═══ DATA ═══
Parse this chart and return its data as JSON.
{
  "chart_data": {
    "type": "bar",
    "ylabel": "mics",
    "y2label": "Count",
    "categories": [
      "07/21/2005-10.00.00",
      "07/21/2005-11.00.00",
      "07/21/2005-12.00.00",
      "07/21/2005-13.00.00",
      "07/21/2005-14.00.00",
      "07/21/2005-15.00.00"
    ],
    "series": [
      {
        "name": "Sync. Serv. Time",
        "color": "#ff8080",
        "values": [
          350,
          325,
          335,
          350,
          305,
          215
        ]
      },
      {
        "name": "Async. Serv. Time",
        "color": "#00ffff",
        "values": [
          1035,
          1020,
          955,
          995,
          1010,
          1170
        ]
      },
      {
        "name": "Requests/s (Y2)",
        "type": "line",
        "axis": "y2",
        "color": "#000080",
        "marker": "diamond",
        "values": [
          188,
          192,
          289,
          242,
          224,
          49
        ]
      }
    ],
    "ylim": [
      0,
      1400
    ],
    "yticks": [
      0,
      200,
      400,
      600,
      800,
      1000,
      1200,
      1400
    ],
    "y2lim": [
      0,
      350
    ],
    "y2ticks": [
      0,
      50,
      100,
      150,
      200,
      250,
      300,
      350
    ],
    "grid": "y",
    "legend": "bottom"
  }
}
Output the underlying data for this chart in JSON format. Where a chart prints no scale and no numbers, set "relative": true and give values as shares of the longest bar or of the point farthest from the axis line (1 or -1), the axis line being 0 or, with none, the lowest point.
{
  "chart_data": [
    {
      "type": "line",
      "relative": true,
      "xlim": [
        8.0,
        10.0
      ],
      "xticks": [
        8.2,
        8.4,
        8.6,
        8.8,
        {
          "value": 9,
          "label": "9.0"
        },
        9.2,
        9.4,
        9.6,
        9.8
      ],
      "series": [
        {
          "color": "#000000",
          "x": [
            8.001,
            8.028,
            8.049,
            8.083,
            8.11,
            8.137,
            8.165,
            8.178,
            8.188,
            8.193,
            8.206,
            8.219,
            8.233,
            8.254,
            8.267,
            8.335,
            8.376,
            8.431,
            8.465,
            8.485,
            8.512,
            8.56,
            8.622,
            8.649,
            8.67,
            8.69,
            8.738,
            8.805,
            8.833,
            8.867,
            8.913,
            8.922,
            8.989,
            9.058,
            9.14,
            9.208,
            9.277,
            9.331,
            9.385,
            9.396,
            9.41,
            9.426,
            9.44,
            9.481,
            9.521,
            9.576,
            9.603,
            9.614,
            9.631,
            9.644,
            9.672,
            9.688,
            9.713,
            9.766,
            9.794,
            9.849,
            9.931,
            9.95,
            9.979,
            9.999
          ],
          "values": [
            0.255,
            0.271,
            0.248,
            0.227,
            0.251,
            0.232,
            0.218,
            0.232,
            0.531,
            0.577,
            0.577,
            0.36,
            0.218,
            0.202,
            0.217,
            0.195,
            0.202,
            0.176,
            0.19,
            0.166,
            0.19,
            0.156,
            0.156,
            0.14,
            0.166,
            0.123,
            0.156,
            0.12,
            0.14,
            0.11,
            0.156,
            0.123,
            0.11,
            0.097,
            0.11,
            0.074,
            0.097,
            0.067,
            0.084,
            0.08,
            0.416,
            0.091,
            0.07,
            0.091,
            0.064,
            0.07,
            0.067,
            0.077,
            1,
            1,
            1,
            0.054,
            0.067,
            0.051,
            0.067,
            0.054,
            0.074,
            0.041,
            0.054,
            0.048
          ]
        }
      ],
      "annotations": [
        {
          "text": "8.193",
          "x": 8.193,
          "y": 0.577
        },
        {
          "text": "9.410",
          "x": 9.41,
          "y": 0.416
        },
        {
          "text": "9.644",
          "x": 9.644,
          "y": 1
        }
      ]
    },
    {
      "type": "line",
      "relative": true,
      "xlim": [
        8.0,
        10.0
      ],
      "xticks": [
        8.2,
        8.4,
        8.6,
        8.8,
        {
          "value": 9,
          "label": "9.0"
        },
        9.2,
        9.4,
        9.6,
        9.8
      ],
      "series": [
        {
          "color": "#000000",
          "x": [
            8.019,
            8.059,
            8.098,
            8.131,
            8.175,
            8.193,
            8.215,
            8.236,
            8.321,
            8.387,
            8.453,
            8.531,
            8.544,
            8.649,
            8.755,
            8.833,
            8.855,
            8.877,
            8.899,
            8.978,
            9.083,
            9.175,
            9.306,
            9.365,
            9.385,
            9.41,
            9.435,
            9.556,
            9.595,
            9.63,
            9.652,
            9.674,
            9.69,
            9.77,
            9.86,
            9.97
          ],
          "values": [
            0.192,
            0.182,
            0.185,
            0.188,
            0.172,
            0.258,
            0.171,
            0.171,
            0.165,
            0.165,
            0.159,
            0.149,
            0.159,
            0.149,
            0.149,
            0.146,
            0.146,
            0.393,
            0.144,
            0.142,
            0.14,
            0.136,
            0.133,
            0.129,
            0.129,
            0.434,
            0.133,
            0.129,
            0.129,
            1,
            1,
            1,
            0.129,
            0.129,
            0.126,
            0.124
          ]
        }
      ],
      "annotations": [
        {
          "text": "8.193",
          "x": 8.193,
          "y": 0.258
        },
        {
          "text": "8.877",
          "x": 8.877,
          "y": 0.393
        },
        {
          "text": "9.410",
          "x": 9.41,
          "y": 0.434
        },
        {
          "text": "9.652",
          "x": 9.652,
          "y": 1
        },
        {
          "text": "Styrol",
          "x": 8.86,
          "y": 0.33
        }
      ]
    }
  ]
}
═══
Reproduce each line holding the word "JSON".

* ANSWER TO THIS PROBLEM
Parse this chart and return its data as JSON.
Output the underlying data for this chart in JSON format. Where a chart prints no scale and no numbers, set "relative": true and give values as shares of the longest bar or of the point farthest from the axis line (1 or -1), the axis line being 0 or, with none, the lowest point.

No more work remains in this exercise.